**Set exercise:** Can you output the material exactly as written, minus any pictures it holds?

**Recorded information:**

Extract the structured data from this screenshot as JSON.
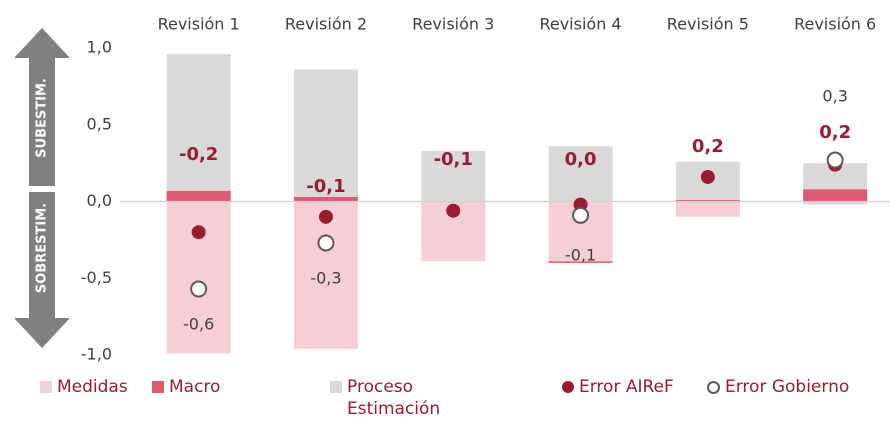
{
  "chart_data": {
    "type": "bar",
    "stacked": true,
    "categories": [
      "Revisión 1",
      "Revisión 2",
      "Revisión 3",
      "Revisión 4",
      "Revisión 5",
      "Revisión 6"
    ],
    "ylim": [
      -1.0,
      1.0
    ],
    "yticks": [
      {
        "value": -1.0,
        "label": "-1,0"
      },
      {
        "value": -0.5,
        "label": "-0,5"
      },
      {
        "value": 0,
        "label": "0,0"
      },
      {
        "value": 0.5,
        "label": "0,5"
      },
      {
        "value": 1.0,
        "label": "1,0"
      }
    ],
    "annotations": [
      "SUBESTIM.",
      "SOBRESTIM."
    ],
    "series": [
      {
        "name": "Medidas",
        "type": "bar",
        "color": "#f5cfd5",
        "values": [
          -0.99,
          -0.96,
          -0.39,
          -0.39,
          -0.1,
          -0.02
        ]
      },
      {
        "name": "Macro",
        "type": "bar",
        "color": "#e05a6e",
        "values": [
          0.07,
          0.03,
          0.0,
          -0.01,
          0.01,
          0.08
        ]
      },
      {
        "name": "Proceso Estimación",
        "type": "bar",
        "color": "#d9d9d9",
        "values": [
          0.89,
          0.83,
          0.33,
          0.36,
          0.25,
          0.17
        ]
      },
      {
        "name": "Error AIReF",
        "type": "scatter",
        "color": "#9b1b30",
        "values": [
          -0.2,
          -0.1,
          -0.06,
          -0.02,
          0.16,
          0.24
        ],
        "value_labels": [
          "-0,2",
          "-0,1",
          "-0,1",
          "0,0",
          "0,2",
          "0,2"
        ]
      },
      {
        "name": "Error Gobierno",
        "type": "scatter",
        "color": "#ffffff",
        "values": [
          -0.57,
          -0.27,
          null,
          -0.09,
          null,
          0.27
        ],
        "value_labels": [
          "-0,6",
          "-0,3",
          null,
          "-0,1",
          null,
          "0,3"
        ]
      }
    ]
  }
}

**Exercise output:**
Extract the structured data from this screenshot as JSON.
{
  "chart_data": {
    "type": "bar",
    "stacked": true,
    "categories": [
      "Revisión 1",
      "Revisión 2",
      "Revisión 3",
      "Revisión 4",
      "Revisión 5",
      "Revisión 6"
    ],
    "ylim": [
      -1.0,
      1.0
    ],
    "yticks": [
      {
        "value": -1.0,
        "label": "-1,0"
      },
      {
        "value": -0.5,
        "label": "-0,5"
      },
      {
        "value": 0,
        "label": "0,0"
      },
      {
        "value": 0.5,
        "label": "0,5"
      },
      {
        "value": 1.0,
        "label": "1,0"
      }
    ],
    "annotations": [
      "SUBESTIM.",
      "SOBRESTIM."
    ],
    "series": [
      {
        "name": "Medidas",
        "type": "bar",
        "color": "#f5cfd5",
        "values": [
          -0.99,
          -0.96,
          -0.39,
          -0.39,
          -0.1,
          -0.02
        ]
      },
      {
        "name": "Macro",
        "type": "bar",
        "color": "#e05a6e",
        "values": [
          0.07,
          0.03,
          0.0,
          -0.01,
          0.01,
          0.08
        ]
      },
      {
        "name": "Proceso Estimación",
        "type": "bar",
        "color": "#d9d9d9",
        "values": [
          0.89,
          0.83,
          0.33,
          0.36,
          0.25,
          0.17
        ]
      },
      {
        "name": "Error AIReF",
        "type": "scatter",
        "color": "#9b1b30",
        "values": [
          -0.2,
          -0.1,
          -0.06,
          -0.02,
          0.16,
          0.24
        ],
        "value_labels": [
          "-0,2",
          "-0,1",
          "-0,1",
          "0,0",
          "0,2",
          "0,2"
        ]
      },
      {
        "name": "Error Gobierno",
        "type": "scatter",
        "color": "#ffffff",
        "values": [
          -0.57,
          -0.27,
          null,
          -0.09,
          null,
          0.27
        ],
        "value_labels": [
          "-0,6",
          "-0,3",
          null,
          "-0,1",
          null,
          "0,3"
        ]
      }
    ]
  }
}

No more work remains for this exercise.